Begin

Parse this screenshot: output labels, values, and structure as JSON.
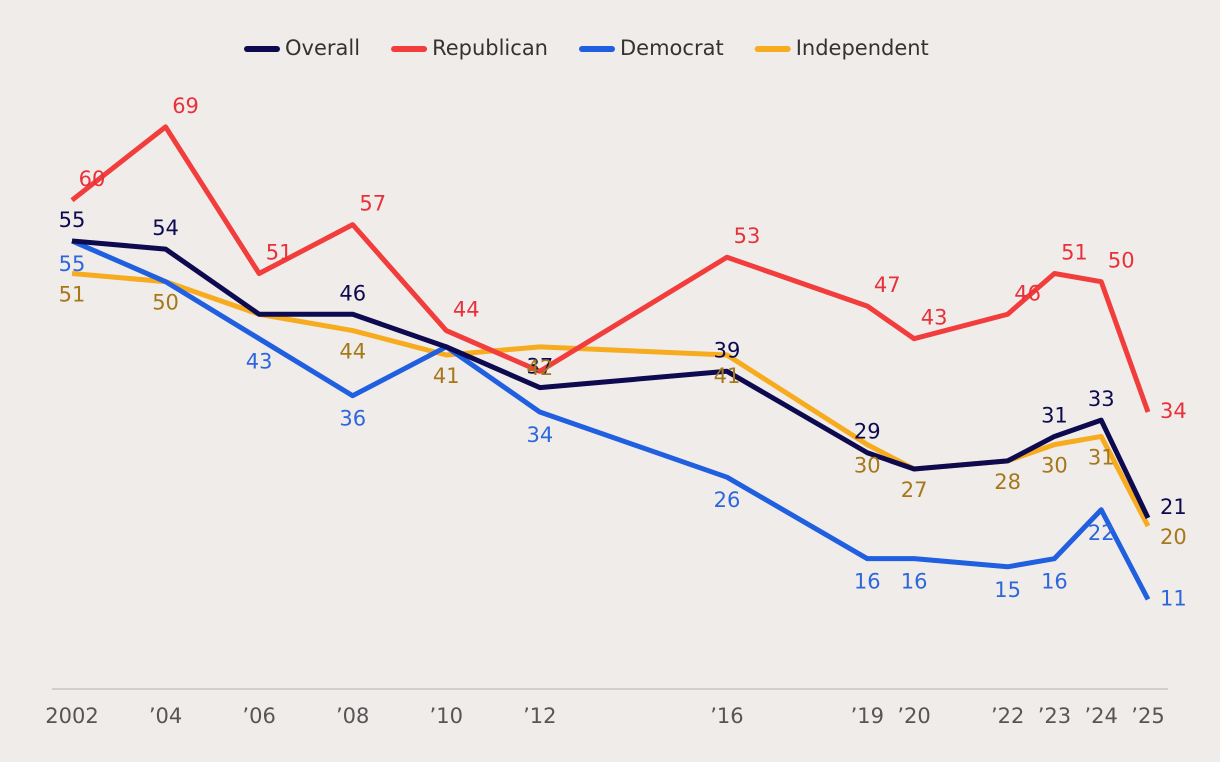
{
  "chart_data": {
    "type": "line",
    "x": [
      2002,
      2004,
      2006,
      2008,
      2010,
      2012,
      2016,
      2019,
      2020,
      2022,
      2023,
      2024,
      2025
    ],
    "xlim": [
      2002,
      2025
    ],
    "xticks": [
      2002,
      {
        "value": 2004,
        "label": "’04"
      },
      {
        "value": 2006,
        "label": "’06"
      },
      {
        "value": 2008,
        "label": "’08"
      },
      {
        "value": 2010,
        "label": "’10"
      },
      {
        "value": 2012,
        "label": "’12"
      },
      {
        "value": 2016,
        "label": "’16"
      },
      {
        "value": 2019,
        "label": "’19"
      },
      {
        "value": 2020,
        "label": "’20"
      },
      {
        "value": 2022,
        "label": "’22"
      },
      {
        "value": 2023,
        "label": "’23"
      },
      {
        "value": 2024,
        "label": "’24"
      },
      {
        "value": 2025,
        "label": "’25"
      }
    ],
    "ylim": [
      0,
      75
    ],
    "series": [
      {
        "name": "Overall",
        "color": "#0d0a4f",
        "label_color": "#0d0a4f",
        "values": [
          55,
          54,
          46,
          46,
          42,
          37,
          39,
          29,
          27,
          28,
          31,
          33,
          21
        ],
        "value_labels": [
          "55",
          "54",
          null,
          "46",
          null,
          "37",
          "39",
          "29",
          null,
          null,
          "31",
          "33",
          "21"
        ]
      },
      {
        "name": "Republican",
        "color": "#f23d3d",
        "label_color": "#e8313a",
        "values": [
          60,
          69,
          51,
          57,
          44,
          39,
          53,
          47,
          43,
          46,
          51,
          50,
          34
        ],
        "value_labels": [
          "60",
          "69",
          "51",
          "57",
          "44",
          null,
          "53",
          "47",
          "43",
          "46",
          "51",
          "50",
          "34"
        ]
      },
      {
        "name": "Democrat",
        "color": "#1f5fe0",
        "label_color": "#2e66dc",
        "values": [
          55,
          50,
          43,
          36,
          42,
          34,
          26,
          16,
          16,
          15,
          16,
          22,
          11
        ],
        "value_labels": [
          "55",
          null,
          "43",
          "36",
          null,
          "34",
          "26",
          "16",
          "16",
          "15",
          "16",
          "22",
          "11"
        ]
      },
      {
        "name": "Independent",
        "color": "#f7ab1e",
        "label_color": "#a6781a",
        "values": [
          51,
          50,
          46,
          44,
          41,
          42,
          41,
          30,
          27,
          28,
          30,
          31,
          20
        ],
        "value_labels": [
          "51",
          "50",
          null,
          "44",
          "41",
          "42",
          "41",
          "30",
          "27",
          "28",
          "30",
          "31",
          "20"
        ]
      }
    ],
    "legend": "top"
  }
}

End

• Prompt
Repeat each line of the records above exactly, but do not copy the pictures.

• The completed task
Parse this screenshot: output labels, values, and structure as JSON.
{
  "chart_data": {
    "type": "line",
    "x": [
      2002,
      2004,
      2006,
      2008,
      2010,
      2012,
      2016,
      2019,
      2020,
      2022,
      2023,
      2024,
      2025
    ],
    "xlim": [
      2002,
      2025
    ],
    "xticks": [
      2002,
      {
        "value": 2004,
        "label": "’04"
      },
      {
        "value": 2006,
        "label": "’06"
      },
      {
        "value": 2008,
        "label": "’08"
      },
      {
        "value": 2010,
        "label": "’10"
      },
      {
        "value": 2012,
        "label": "’12"
      },
      {
        "value": 2016,
        "label": "’16"
      },
      {
        "value": 2019,
        "label": "’19"
      },
      {
        "value": 2020,
        "label": "’20"
      },
      {
        "value": 2022,
        "label": "’22"
      },
      {
        "value": 2023,
        "label": "’23"
      },
      {
        "value": 2024,
        "label": "’24"
      },
      {
        "value": 2025,
        "label": "’25"
      }
    ],
    "ylim": [
      0,
      75
    ],
    "series": [
      {
        "name": "Overall",
        "color": "#0d0a4f",
        "label_color": "#0d0a4f",
        "values": [
          55,
          54,
          46,
          46,
          42,
          37,
          39,
          29,
          27,
          28,
          31,
          33,
          21
        ],
        "value_labels": [
          "55",
          "54",
          null,
          "46",
          null,
          "37",
          "39",
          "29",
          null,
          null,
          "31",
          "33",
          "21"
        ]
      },
      {
        "name": "Republican",
        "color": "#f23d3d",
        "label_color": "#e8313a",
        "values": [
          60,
          69,
          51,
          57,
          44,
          39,
          53,
          47,
          43,
          46,
          51,
          50,
          34
        ],
        "value_labels": [
          "60",
          "69",
          "51",
          "57",
          "44",
          null,
          "53",
          "47",
          "43",
          "46",
          "51",
          "50",
          "34"
        ]
      },
      {
        "name": "Democrat",
        "color": "#1f5fe0",
        "label_color": "#2e66dc",
        "values": [
          55,
          50,
          43,
          36,
          42,
          34,
          26,
          16,
          16,
          15,
          16,
          22,
          11
        ],
        "value_labels": [
          "55",
          null,
          "43",
          "36",
          null,
          "34",
          "26",
          "16",
          "16",
          "15",
          "16",
          "22",
          "11"
        ]
      },
      {
        "name": "Independent",
        "color": "#f7ab1e",
        "label_color": "#a6781a",
        "values": [
          51,
          50,
          46,
          44,
          41,
          42,
          41,
          30,
          27,
          28,
          30,
          31,
          20
        ],
        "value_labels": [
          "51",
          "50",
          null,
          "44",
          "41",
          "42",
          "41",
          "30",
          "27",
          "28",
          "30",
          "31",
          "20"
        ]
      }
    ],
    "legend": "top"
  }
}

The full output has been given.